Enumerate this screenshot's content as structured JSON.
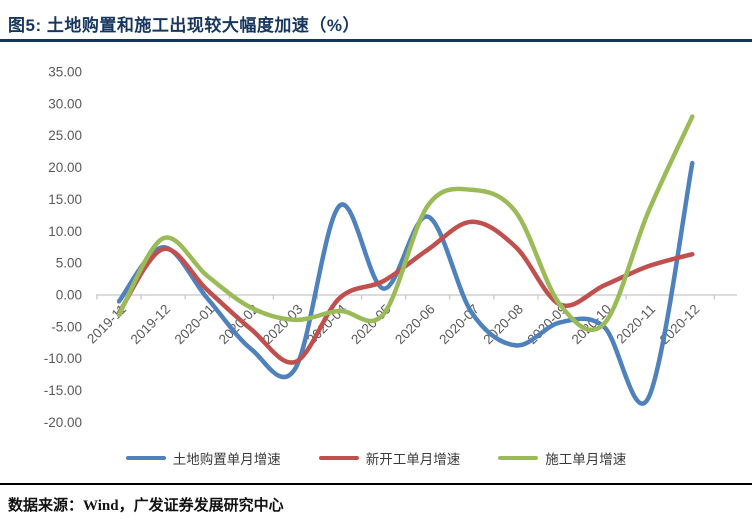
{
  "header": {
    "title": "图5:  土地购置和施工出现较大幅度加速（%）"
  },
  "footer": {
    "source": "数据来源：Wind，广发证券发展研究中心"
  },
  "colors": {
    "title_navy": "#17365D",
    "axis_text_gray": "#595959",
    "axis_line_gray": "#C6C6C6",
    "series_blue": "#4F81BD",
    "series_red": "#C0504D",
    "series_green": "#9BBB59"
  },
  "chart_data": {
    "type": "line",
    "smooth": true,
    "grid": "none",
    "legend_position": "bottom",
    "title": "土地购置和施工出现较大幅度加速（%）",
    "xlabel": "",
    "ylabel": "",
    "ylim": [
      -20,
      35
    ],
    "y_tick_step": 5,
    "y_tick_labels": [
      "35.00",
      "30.00",
      "25.00",
      "20.00",
      "15.00",
      "10.00",
      "5.00",
      "0.00",
      "-5.00",
      "-10.00",
      "-15.00",
      "-20.00"
    ],
    "categories": [
      "2019-11",
      "2019-12",
      "2020-01",
      "2020-02",
      "2020-03",
      "2020-04",
      "2020-05",
      "2020-06",
      "2020-07",
      "2020-08",
      "2020-09",
      "2020-10",
      "2020-11",
      "2020-12"
    ],
    "series": [
      {
        "name": "土地购置单月增速",
        "color": "#4F81BD",
        "values": [
          -1.0,
          7.5,
          -0.5,
          -8.5,
          -11.5,
          14.0,
          1.0,
          12.3,
          -2.8,
          -7.9,
          -4.3,
          -5.0,
          -16.2,
          20.7
        ]
      },
      {
        "name": "新开工单月增速",
        "color": "#C0504D",
        "values": [
          -2.8,
          7.2,
          0.8,
          -5.4,
          -10.5,
          -0.5,
          2.2,
          7.1,
          11.5,
          7.5,
          -1.5,
          1.5,
          4.5,
          6.4
        ]
      },
      {
        "name": "施工单月增速",
        "color": "#9BBB59",
        "values": [
          -3.1,
          8.9,
          3.0,
          -2.0,
          -3.9,
          -2.5,
          -3.0,
          14.0,
          16.5,
          13.0,
          -1.5,
          -4.5,
          13.0,
          28.0
        ]
      }
    ]
  }
}
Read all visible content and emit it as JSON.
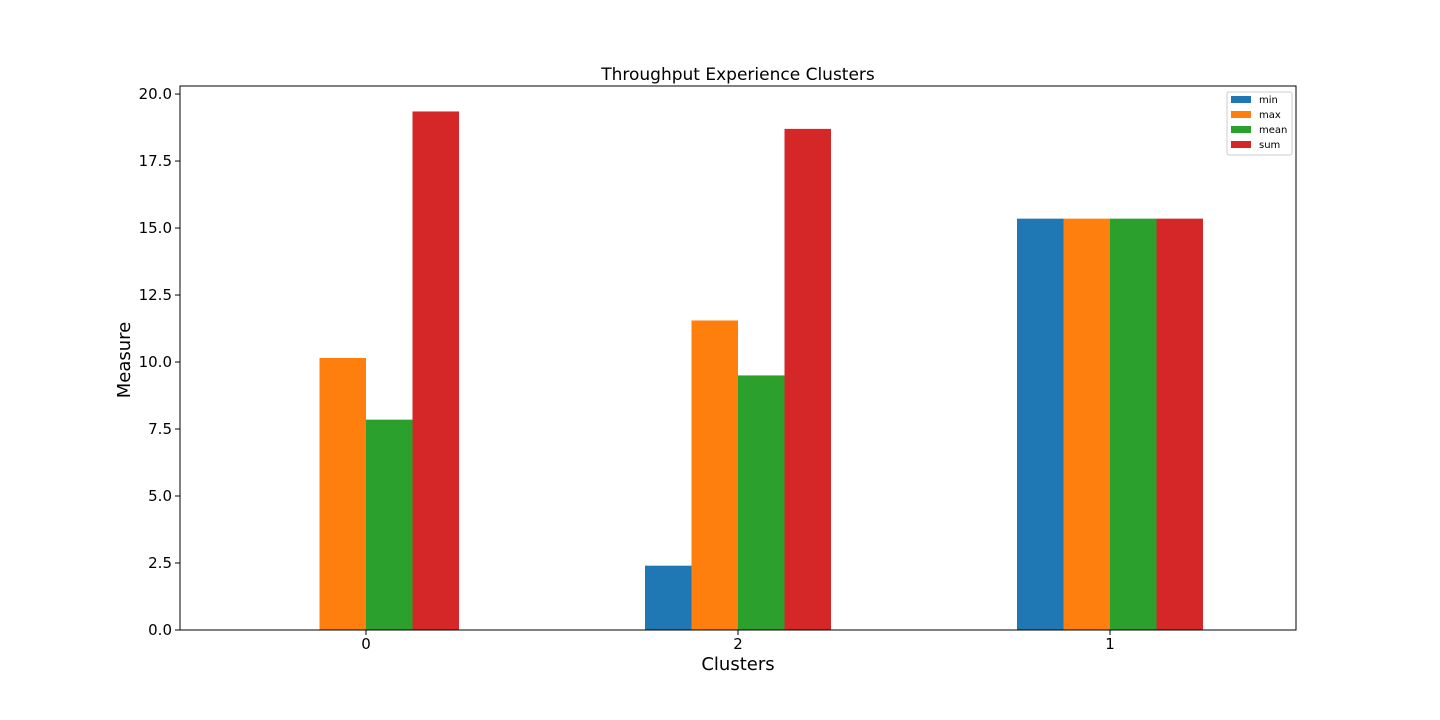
{
  "chart_data": {
    "type": "bar",
    "title": "Throughput Experience Clusters",
    "xlabel": "Clusters",
    "ylabel": "Measure",
    "categories": [
      "0",
      "2",
      "1"
    ],
    "series": [
      {
        "name": "min",
        "color": "#1f77b4",
        "values": [
          0.0,
          2.4,
          15.35
        ]
      },
      {
        "name": "max",
        "color": "#ff7f0e",
        "values": [
          10.15,
          11.55,
          15.35
        ]
      },
      {
        "name": "mean",
        "color": "#2ca02c",
        "values": [
          7.85,
          9.5,
          15.35
        ]
      },
      {
        "name": "sum",
        "color": "#d62728",
        "values": [
          19.35,
          18.7,
          15.35
        ]
      }
    ],
    "ylim": [
      0,
      20.3
    ],
    "yticks": [
      "0.0",
      "2.5",
      "5.0",
      "7.5",
      "10.0",
      "12.5",
      "15.0",
      "17.5",
      "20.0"
    ],
    "grid": false,
    "legend_position": "top-right"
  }
}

▶ **TO DO**: State how many lines of the records above contain the word "content", and give only that number.

▶ **FULL SOLUTION**: 2